### THE INPUT
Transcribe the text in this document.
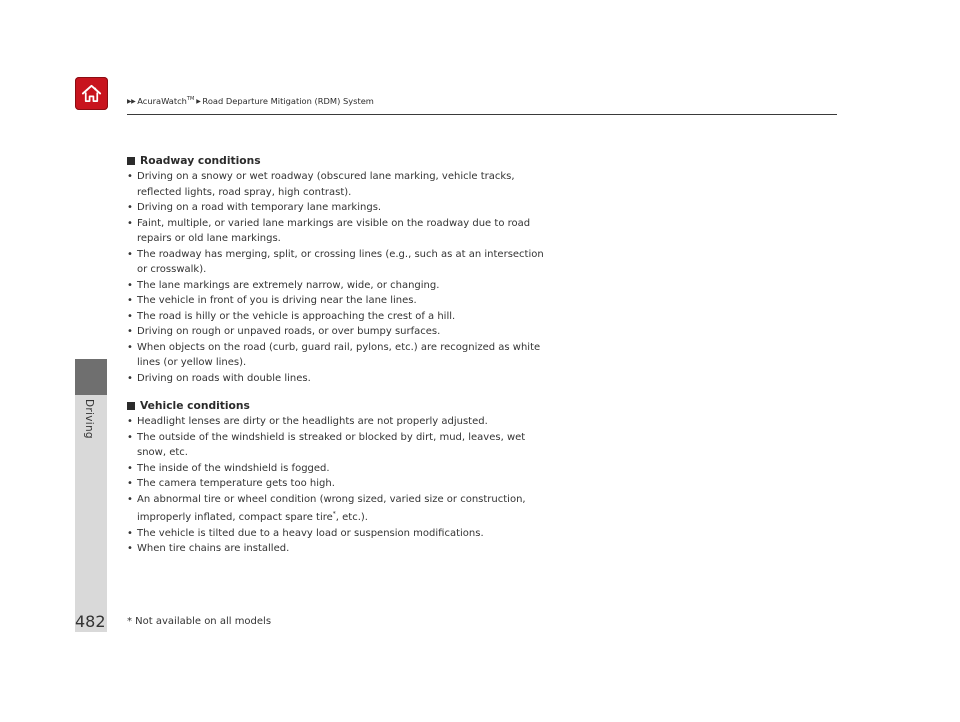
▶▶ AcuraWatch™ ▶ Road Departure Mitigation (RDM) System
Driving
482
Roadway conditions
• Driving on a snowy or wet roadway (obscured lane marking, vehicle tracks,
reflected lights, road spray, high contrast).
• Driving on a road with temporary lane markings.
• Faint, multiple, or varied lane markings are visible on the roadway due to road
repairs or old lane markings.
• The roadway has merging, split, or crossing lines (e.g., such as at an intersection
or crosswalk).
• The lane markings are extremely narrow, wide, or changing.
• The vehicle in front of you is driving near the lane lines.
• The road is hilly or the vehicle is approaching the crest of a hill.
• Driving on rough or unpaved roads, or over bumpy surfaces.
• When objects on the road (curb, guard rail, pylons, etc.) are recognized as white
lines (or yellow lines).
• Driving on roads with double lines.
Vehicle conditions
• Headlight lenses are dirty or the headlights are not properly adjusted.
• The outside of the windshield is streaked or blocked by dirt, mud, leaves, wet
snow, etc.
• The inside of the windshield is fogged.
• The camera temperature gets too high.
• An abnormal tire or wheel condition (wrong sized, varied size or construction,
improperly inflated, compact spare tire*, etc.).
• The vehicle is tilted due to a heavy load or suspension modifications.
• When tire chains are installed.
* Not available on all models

### SHORT PROBLEM
Gather each line from the listing above that holds "markings".

### OUTPUT OF THE TASK
• Driving on a road with temporary lane markings.
• Faint, multiple, or varied lane markings are visible on the roadway due to road
repairs or old lane markings.
• The lane markings are extremely narrow, wide, or changing.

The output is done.